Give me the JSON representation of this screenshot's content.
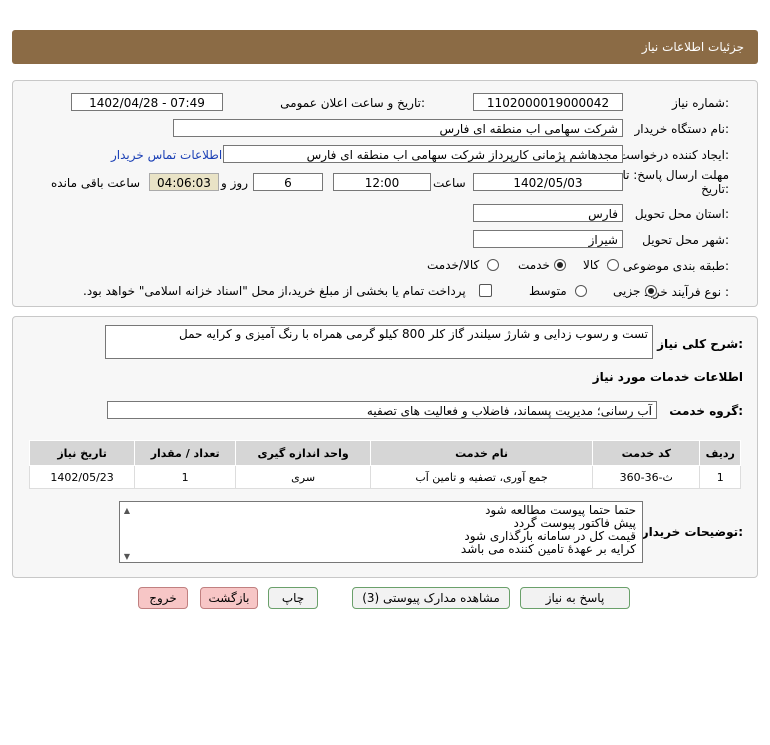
{
  "header": {
    "title": "جزئیات اطلاعات نیاز"
  },
  "form": {
    "need_number_label": "شماره نیاز:",
    "need_number": "1102000019000042",
    "announce_label": "تاریخ و ساعت اعلان عمومی:",
    "announce_value": "1402/04/28 - 07:49",
    "buyer_org_label": "نام دستگاه خریدار:",
    "buyer_org": "شرکت سهامی اب منطقه ای فارس",
    "requester_label": "ایجاد کننده درخواست:",
    "requester": "مجدهاشم پژمانی کارپرداز شرکت سهامی اب منطقه ای فارس",
    "contact_link": "اطلاعات تماس خریدار",
    "deadline_label_1": "مهلت ارسال پاسخ: تا",
    "deadline_label_2": "تاریخ:",
    "deadline_date": "1402/05/03",
    "time_label": "ساعت",
    "deadline_time": "12:00",
    "days_value": "6",
    "days_label": "روز و",
    "remaining_time": "04:06:03",
    "remaining_label": "ساعت باقی مانده",
    "province_label": "استان محل تحویل:",
    "province": "فارس",
    "city_label": "شهر محل تحویل:",
    "city": "شیراز",
    "category_label": "طبقه بندی موضوعی:",
    "category_options": [
      "کالا",
      "خدمت",
      "کالا/خدمت"
    ],
    "category_selected": "خدمت",
    "process_label": "نوع فرآیند خرید :",
    "process_options": [
      "جزیی",
      "متوسط"
    ],
    "process_selected": "جزیی",
    "payment_note": "پرداخت تمام یا بخشی از مبلغ خرید،از محل \"اسناد خزانه اسلامی\" خواهد بود."
  },
  "description": {
    "label": "شرح کلی نیاز:",
    "text": "تست و رسوب زدایی و شارژ سیلندر گاز کلر 800 کیلو گرمی همراه با رنگ آمیزی و کرایه حمل"
  },
  "services": {
    "section_title": "اطلاعات خدمات مورد نیاز",
    "group_label": "گروه خدمت:",
    "group_value": "آب رسانی؛ مدیریت پسماند، فاضلاب و فعالیت های تصفیه",
    "table": {
      "headers": [
        "ردیف",
        "کد خدمت",
        "نام خدمت",
        "واحد اندازه گیری",
        "تعداد / مقدار",
        "تاریخ نیاز"
      ],
      "rows": [
        [
          "1",
          "ث-36-360",
          "جمع آوری، تصفیه و تامین آب",
          "سری",
          "1",
          "1402/05/23"
        ]
      ]
    }
  },
  "buyer_notes": {
    "label": "توضیحات خریدار:",
    "lines": [
      "حتما حتما پیوست مطالعه شود",
      "پیش فاکتور پیوست گردد",
      "قیمت کل در سامانه بارگذاری شود",
      "کرایه بر عهدهٔ تامین کننده می باشد"
    ]
  },
  "buttons": {
    "reply": "پاسخ به نیاز",
    "attachments": "مشاهده مدارک پیوستی (3)",
    "print": "چاپ",
    "back": "بازگشت",
    "exit": "خروج"
  },
  "colors": {
    "header": "#8b6b45",
    "link": "#1a3fb5",
    "exit_button": "#f7c6c6"
  }
}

## [WHAT YOU SHOULD DO]
Extract, from the listing above, every line where the string "اطلاعات" occurs.

## [WRITTEN RESPONSE]
    "title": "جزئیات اطلاعات نیاز"
    "contact_link": "اطلاعات تماس خریدار",
    "section_title": "اطلاعات خدمات مورد نیاز",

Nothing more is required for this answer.